▶ Task input
⟨

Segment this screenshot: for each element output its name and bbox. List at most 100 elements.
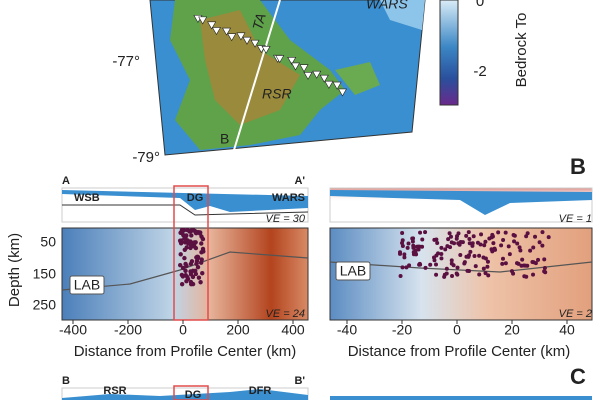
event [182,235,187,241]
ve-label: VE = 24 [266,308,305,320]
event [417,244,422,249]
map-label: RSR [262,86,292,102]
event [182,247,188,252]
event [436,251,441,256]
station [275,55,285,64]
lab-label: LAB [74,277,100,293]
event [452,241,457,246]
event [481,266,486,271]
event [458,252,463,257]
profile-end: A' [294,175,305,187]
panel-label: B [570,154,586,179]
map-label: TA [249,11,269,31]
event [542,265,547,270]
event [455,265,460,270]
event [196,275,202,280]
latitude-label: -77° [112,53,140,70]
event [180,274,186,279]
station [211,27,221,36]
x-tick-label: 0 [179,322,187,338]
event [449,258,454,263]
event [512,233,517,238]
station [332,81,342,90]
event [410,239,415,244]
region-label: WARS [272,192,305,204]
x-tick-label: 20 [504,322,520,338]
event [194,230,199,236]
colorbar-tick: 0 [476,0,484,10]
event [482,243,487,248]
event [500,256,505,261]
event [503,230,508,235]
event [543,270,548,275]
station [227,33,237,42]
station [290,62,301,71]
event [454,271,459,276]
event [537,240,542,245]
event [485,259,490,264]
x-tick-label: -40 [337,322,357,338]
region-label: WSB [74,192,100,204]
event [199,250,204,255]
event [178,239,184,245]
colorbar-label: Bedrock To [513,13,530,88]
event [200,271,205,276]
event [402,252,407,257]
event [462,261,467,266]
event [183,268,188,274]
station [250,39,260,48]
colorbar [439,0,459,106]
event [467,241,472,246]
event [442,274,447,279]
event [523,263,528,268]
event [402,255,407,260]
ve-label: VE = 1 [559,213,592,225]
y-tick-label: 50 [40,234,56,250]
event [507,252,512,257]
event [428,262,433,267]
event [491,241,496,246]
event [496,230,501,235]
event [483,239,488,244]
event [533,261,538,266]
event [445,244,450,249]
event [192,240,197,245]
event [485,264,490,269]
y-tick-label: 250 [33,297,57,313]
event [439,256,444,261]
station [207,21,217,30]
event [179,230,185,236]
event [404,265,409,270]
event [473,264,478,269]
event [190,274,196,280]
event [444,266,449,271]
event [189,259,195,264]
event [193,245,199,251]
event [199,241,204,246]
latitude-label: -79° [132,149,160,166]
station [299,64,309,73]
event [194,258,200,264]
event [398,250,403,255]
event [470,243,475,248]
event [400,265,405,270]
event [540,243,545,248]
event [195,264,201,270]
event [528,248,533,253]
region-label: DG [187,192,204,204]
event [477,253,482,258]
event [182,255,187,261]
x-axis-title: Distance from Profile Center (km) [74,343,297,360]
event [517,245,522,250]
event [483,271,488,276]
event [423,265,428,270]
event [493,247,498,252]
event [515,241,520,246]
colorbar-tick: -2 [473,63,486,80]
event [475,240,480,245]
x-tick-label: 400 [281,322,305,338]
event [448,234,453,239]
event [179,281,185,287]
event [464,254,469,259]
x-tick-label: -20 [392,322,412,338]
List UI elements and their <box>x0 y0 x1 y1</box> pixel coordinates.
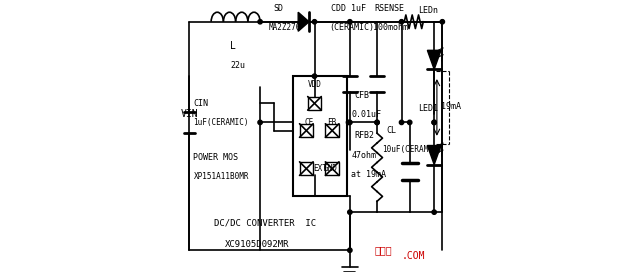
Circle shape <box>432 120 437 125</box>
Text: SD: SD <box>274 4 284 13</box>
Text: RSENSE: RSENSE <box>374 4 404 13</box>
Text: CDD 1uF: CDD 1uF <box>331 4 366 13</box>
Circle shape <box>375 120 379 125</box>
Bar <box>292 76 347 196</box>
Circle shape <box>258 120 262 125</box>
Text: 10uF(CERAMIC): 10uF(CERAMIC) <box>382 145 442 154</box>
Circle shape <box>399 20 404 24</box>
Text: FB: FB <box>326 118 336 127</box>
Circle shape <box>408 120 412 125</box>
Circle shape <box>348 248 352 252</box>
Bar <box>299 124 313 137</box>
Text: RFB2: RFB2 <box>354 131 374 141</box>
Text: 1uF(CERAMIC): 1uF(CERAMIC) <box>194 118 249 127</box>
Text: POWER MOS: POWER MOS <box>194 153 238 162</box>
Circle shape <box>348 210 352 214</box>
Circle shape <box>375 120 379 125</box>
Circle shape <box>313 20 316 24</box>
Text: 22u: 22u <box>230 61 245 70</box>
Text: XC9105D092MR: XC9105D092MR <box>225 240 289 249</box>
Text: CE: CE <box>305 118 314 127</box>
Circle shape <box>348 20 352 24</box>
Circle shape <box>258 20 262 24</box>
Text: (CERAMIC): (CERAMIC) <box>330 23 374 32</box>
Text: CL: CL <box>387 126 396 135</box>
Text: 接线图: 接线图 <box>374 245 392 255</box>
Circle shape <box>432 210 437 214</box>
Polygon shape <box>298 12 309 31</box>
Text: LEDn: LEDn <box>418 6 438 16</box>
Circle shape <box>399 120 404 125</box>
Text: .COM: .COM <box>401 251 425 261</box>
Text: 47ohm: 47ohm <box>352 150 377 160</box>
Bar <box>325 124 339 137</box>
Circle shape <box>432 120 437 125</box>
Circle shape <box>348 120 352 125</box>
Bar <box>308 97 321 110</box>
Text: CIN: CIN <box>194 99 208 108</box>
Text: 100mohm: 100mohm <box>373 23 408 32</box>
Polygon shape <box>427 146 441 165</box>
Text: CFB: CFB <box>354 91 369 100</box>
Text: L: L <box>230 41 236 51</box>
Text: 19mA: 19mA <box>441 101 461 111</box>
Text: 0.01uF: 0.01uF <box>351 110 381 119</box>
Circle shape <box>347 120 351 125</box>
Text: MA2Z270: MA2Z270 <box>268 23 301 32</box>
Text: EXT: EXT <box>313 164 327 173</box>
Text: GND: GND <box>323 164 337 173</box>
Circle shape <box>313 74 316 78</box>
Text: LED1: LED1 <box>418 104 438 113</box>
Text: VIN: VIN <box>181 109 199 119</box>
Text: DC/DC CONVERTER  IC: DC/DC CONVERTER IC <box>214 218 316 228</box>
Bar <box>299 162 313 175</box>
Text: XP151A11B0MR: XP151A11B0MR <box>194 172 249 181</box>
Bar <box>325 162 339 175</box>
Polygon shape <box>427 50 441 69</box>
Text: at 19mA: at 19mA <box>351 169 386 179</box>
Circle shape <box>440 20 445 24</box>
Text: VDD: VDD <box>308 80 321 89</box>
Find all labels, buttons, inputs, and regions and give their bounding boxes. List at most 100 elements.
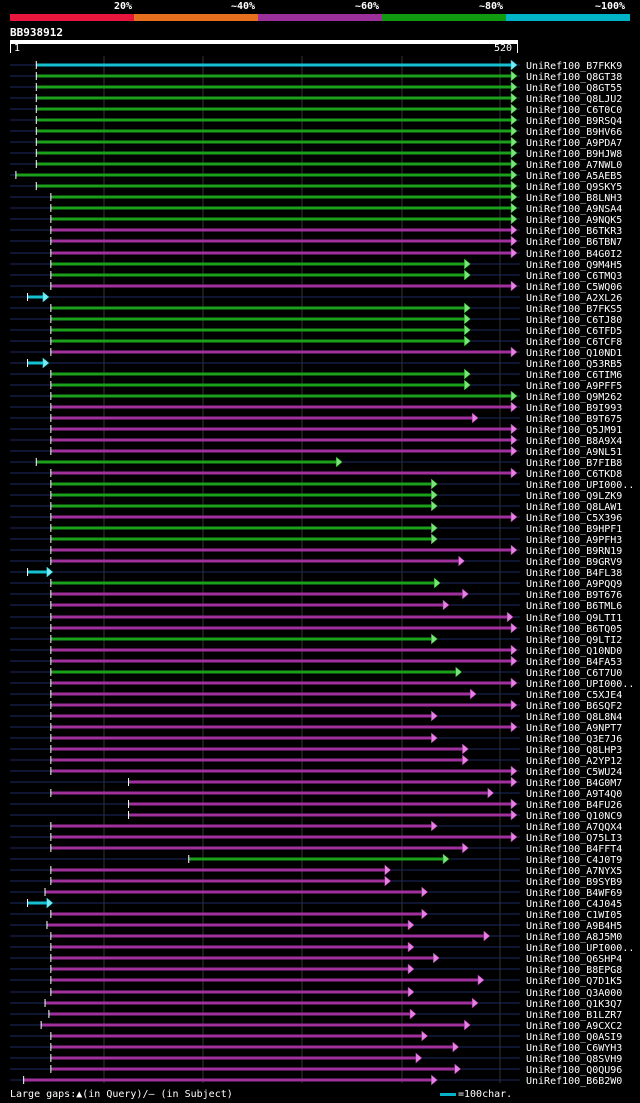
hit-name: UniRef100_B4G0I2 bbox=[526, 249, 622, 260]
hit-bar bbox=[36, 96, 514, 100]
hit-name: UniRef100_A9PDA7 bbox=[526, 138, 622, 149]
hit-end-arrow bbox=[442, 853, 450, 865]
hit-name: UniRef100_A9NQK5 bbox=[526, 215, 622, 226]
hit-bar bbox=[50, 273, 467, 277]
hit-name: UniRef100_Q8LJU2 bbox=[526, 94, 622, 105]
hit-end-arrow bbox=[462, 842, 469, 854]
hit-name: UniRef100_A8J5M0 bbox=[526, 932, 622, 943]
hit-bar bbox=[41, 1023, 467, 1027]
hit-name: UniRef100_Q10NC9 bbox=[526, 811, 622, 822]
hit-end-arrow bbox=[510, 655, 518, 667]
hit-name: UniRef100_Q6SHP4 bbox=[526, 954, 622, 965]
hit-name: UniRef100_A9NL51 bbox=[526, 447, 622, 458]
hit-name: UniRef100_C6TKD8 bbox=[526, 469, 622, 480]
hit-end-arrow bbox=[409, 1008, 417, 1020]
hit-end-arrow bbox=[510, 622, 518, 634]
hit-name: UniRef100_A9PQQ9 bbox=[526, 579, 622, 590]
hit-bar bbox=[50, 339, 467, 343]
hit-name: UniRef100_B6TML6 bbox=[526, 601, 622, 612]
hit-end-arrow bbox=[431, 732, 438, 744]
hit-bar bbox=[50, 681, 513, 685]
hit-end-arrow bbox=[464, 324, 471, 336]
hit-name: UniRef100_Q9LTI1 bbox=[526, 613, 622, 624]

⟩

▶ Exercise prompt
Copy out the stretch of lines that opens with the one containing "hit-name: UniRef100_B4G0I2 bbox=[526, 249, 622, 260]" and closes with the one containing "hit-bar bbox=[50, 681, 513, 685]", keeping both of those lines.

▶ Solution for this problem
hit-name: UniRef100_B4G0I2 bbox=[526, 249, 622, 260]
hit-bar bbox=[36, 96, 514, 100]
hit-name: UniRef100_A9PDA7 bbox=[526, 138, 622, 149]
hit-end-arrow bbox=[442, 853, 450, 865]
hit-name: UniRef100_A9NQK5 bbox=[526, 215, 622, 226]
hit-bar bbox=[50, 273, 467, 277]
hit-name: UniRef100_Q8LJU2 bbox=[526, 94, 622, 105]
hit-end-arrow bbox=[462, 842, 469, 854]
hit-name: UniRef100_A8J5M0 bbox=[526, 932, 622, 943]
hit-bar bbox=[41, 1023, 467, 1027]
hit-name: UniRef100_Q10NC9 bbox=[526, 811, 622, 822]
hit-end-arrow bbox=[510, 655, 518, 667]
hit-name: UniRef100_Q6SHP4 bbox=[526, 954, 622, 965]
hit-name: UniRef100_A9NL51 bbox=[526, 447, 622, 458]
hit-name: UniRef100_C6TKD8 bbox=[526, 469, 622, 480]
hit-end-arrow bbox=[409, 1008, 417, 1020]
hit-end-arrow bbox=[510, 622, 518, 634]
hit-name: UniRef100_A9PQQ9 bbox=[526, 579, 622, 590]
hit-bar bbox=[50, 339, 467, 343]
hit-name: UniRef100_B6TML6 bbox=[526, 601, 622, 612]
hit-end-arrow bbox=[431, 732, 438, 744]
hit-bar bbox=[50, 681, 513, 685]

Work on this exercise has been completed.